* [EXERCISE BRIEF]:
Print every line of the records below unchanged, from first to last.

* [Element and region listings]:
○ ○ ○

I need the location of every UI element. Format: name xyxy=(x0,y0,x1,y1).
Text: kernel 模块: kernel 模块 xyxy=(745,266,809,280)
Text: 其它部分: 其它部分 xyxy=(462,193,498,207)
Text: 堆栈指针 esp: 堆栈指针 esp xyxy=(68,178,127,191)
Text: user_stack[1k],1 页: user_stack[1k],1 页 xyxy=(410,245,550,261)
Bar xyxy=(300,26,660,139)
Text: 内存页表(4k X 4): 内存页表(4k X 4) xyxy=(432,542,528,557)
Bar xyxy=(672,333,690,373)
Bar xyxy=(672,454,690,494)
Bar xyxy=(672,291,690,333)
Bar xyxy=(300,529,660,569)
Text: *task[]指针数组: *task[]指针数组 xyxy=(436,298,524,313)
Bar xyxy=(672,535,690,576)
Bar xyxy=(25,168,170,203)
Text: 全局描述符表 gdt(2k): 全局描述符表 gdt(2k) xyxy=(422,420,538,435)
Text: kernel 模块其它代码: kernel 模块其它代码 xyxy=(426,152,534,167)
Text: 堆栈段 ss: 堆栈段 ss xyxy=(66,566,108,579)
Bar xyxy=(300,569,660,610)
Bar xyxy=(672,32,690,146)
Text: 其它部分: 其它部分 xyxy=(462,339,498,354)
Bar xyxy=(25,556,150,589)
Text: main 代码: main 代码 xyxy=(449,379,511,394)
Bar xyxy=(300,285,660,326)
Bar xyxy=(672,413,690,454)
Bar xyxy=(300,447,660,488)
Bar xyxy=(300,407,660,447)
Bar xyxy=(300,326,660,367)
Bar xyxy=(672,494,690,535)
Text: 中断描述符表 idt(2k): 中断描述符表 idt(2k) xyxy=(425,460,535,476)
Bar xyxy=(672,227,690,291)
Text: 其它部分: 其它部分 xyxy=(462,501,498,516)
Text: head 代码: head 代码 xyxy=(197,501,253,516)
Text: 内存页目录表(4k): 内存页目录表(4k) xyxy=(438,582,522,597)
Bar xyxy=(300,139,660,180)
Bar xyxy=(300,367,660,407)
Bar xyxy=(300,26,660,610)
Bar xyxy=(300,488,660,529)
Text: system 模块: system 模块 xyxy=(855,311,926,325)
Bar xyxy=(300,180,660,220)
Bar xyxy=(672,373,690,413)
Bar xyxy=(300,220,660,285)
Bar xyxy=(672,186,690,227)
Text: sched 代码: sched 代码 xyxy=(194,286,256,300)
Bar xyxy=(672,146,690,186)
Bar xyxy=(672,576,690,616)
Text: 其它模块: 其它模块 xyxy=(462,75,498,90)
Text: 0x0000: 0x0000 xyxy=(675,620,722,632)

○ ○ ○

* [EXPECTED OUTPUT]:
I need the location of every UI element. Format: name xyxy=(x0,y0,x1,y1).
Text: kernel 模块: kernel 模块 xyxy=(745,266,809,280)
Text: 其它部分: 其它部分 xyxy=(462,193,498,207)
Text: 堆栈指针 esp: 堆栈指针 esp xyxy=(68,178,127,191)
Text: user_stack[1k],1 页: user_stack[1k],1 页 xyxy=(410,245,550,261)
Bar xyxy=(300,26,660,139)
Text: 内存页表(4k X 4): 内存页表(4k X 4) xyxy=(432,542,528,557)
Bar xyxy=(672,333,690,373)
Bar xyxy=(672,454,690,494)
Bar xyxy=(672,291,690,333)
Bar xyxy=(300,529,660,569)
Text: *task[]指针数组: *task[]指针数组 xyxy=(436,298,524,313)
Bar xyxy=(672,535,690,576)
Bar xyxy=(25,168,170,203)
Text: 全局描述符表 gdt(2k): 全局描述符表 gdt(2k) xyxy=(422,420,538,435)
Text: kernel 模块其它代码: kernel 模块其它代码 xyxy=(426,152,534,167)
Text: 堆栈段 ss: 堆栈段 ss xyxy=(66,566,108,579)
Bar xyxy=(300,569,660,610)
Bar xyxy=(672,32,690,146)
Text: 其它部分: 其它部分 xyxy=(462,339,498,354)
Bar xyxy=(25,556,150,589)
Text: main 代码: main 代码 xyxy=(449,379,511,394)
Bar xyxy=(300,285,660,326)
Bar xyxy=(672,413,690,454)
Bar xyxy=(300,447,660,488)
Bar xyxy=(300,407,660,447)
Bar xyxy=(300,326,660,367)
Bar xyxy=(672,494,690,535)
Text: 中断描述符表 idt(2k): 中断描述符表 idt(2k) xyxy=(425,460,535,476)
Bar xyxy=(672,227,690,291)
Text: 其它部分: 其它部分 xyxy=(462,501,498,516)
Text: head 代码: head 代码 xyxy=(197,501,253,516)
Text: 内存页目录表(4k): 内存页目录表(4k) xyxy=(438,582,522,597)
Bar xyxy=(300,139,660,180)
Bar xyxy=(300,367,660,407)
Bar xyxy=(300,26,660,610)
Bar xyxy=(300,488,660,529)
Text: system 模块: system 模块 xyxy=(855,311,926,325)
Bar xyxy=(300,180,660,220)
Bar xyxy=(672,373,690,413)
Bar xyxy=(300,220,660,285)
Bar xyxy=(672,186,690,227)
Text: sched 代码: sched 代码 xyxy=(194,286,256,300)
Bar xyxy=(672,146,690,186)
Bar xyxy=(672,576,690,616)
Text: 其它模块: 其它模块 xyxy=(462,75,498,90)
Text: 0x0000: 0x0000 xyxy=(675,620,722,632)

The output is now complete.